Exercise goal —
Using the data beneath, show every line that includes the word "Funding".

** start of Data section **

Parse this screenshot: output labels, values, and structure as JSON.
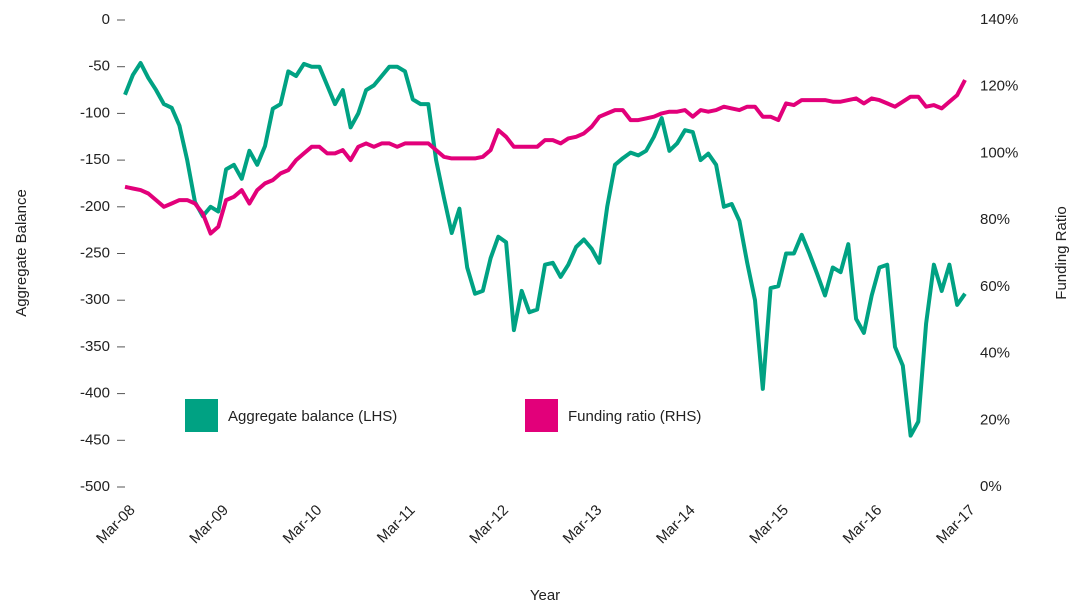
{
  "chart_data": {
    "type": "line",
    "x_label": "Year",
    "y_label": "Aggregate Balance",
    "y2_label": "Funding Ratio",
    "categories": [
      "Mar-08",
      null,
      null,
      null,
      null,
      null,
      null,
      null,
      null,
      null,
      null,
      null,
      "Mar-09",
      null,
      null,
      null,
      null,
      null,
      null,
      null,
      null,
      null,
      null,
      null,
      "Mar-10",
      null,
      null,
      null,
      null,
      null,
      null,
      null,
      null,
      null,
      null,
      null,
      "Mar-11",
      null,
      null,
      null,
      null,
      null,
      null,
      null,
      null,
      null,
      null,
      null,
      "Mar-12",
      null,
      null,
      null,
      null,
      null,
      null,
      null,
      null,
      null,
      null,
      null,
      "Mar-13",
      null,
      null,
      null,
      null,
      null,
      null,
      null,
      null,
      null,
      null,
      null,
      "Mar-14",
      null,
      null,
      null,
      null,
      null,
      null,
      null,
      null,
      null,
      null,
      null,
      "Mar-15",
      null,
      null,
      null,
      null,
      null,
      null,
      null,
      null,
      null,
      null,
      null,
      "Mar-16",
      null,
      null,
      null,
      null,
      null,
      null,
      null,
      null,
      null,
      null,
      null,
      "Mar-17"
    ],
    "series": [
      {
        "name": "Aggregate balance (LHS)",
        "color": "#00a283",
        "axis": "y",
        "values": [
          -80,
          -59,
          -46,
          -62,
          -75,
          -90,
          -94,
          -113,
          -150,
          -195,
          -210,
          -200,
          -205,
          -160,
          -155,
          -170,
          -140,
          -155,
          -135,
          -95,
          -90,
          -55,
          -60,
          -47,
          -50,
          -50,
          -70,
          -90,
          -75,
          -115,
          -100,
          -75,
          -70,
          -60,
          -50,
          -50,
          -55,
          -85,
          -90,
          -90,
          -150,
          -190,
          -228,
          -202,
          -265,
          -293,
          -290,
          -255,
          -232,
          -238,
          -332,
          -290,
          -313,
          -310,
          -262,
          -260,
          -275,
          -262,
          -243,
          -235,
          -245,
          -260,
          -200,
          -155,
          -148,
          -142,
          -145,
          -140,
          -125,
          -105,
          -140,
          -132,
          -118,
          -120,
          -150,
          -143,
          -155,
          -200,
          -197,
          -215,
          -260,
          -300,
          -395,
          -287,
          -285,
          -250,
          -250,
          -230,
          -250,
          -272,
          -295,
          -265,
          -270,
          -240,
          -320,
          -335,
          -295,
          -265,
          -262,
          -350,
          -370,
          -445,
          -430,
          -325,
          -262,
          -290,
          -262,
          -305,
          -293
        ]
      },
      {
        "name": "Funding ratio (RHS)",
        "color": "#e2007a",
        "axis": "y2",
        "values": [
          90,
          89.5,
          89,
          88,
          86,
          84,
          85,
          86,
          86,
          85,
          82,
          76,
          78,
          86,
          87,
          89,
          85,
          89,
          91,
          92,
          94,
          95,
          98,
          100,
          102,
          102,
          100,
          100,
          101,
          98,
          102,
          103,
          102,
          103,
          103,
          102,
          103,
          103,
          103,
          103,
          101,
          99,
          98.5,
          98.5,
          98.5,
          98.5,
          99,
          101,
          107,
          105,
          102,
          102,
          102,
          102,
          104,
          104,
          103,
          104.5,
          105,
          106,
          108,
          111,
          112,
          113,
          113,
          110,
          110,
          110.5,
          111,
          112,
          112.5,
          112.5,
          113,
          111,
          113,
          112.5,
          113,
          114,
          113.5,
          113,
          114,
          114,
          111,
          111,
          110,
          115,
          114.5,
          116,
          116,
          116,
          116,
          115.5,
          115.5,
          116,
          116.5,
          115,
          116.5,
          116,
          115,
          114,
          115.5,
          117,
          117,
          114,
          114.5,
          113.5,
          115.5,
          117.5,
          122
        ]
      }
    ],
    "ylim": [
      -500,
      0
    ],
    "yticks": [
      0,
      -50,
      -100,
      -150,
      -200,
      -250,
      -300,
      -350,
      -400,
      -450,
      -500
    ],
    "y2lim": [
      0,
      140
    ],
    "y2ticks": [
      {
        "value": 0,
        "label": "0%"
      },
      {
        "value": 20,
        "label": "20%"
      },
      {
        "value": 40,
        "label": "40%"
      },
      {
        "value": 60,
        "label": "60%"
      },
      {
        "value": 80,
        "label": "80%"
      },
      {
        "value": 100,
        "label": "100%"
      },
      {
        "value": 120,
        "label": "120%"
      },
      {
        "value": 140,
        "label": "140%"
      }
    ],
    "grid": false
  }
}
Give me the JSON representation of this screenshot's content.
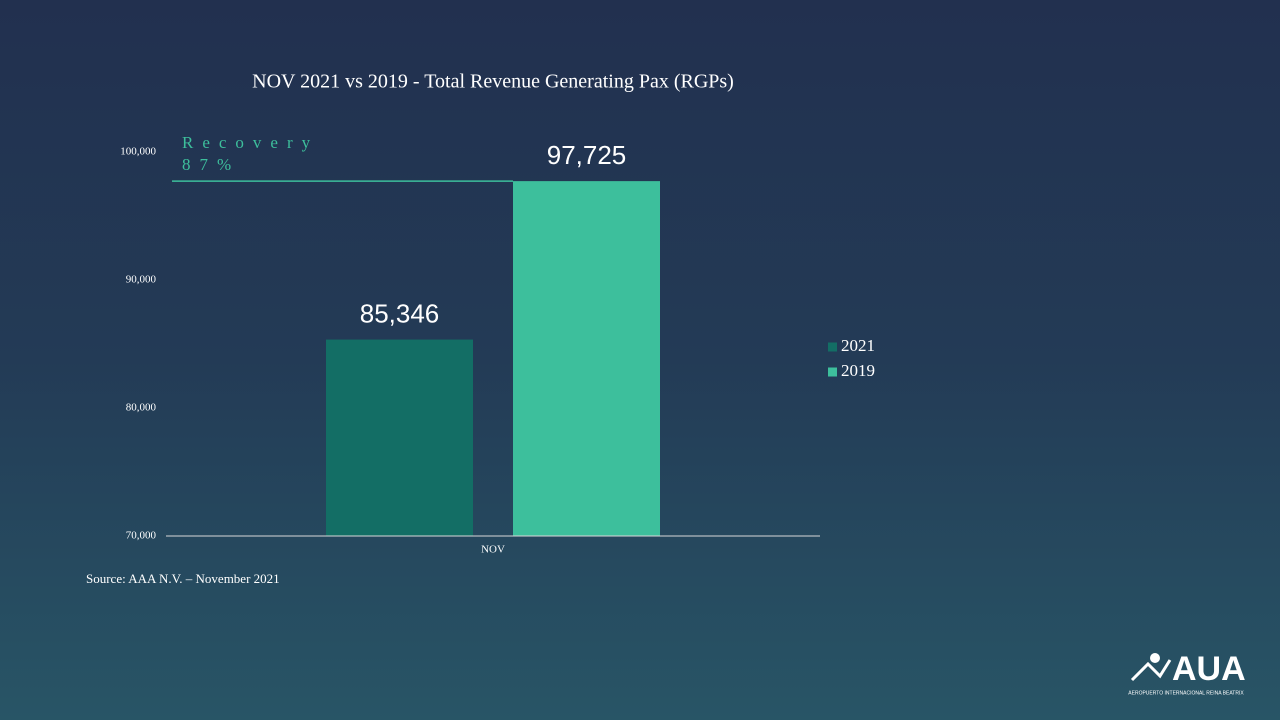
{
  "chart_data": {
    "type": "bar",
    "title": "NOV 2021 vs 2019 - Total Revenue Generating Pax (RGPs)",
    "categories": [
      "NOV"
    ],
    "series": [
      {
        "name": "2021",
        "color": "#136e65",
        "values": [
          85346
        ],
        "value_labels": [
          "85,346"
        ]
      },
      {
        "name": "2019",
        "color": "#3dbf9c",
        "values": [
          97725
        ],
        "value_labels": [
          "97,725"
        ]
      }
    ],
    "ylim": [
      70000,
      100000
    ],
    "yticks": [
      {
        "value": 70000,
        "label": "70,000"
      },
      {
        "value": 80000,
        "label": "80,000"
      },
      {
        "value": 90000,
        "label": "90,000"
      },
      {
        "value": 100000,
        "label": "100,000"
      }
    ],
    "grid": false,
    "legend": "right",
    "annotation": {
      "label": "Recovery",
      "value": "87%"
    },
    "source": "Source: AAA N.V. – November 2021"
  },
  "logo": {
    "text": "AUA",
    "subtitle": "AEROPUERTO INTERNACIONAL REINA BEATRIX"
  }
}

** end of Data section **

Answer to this exercise —
    "y2_label": "Funding Ratio",
        "name": "Funding ratio (RHS)",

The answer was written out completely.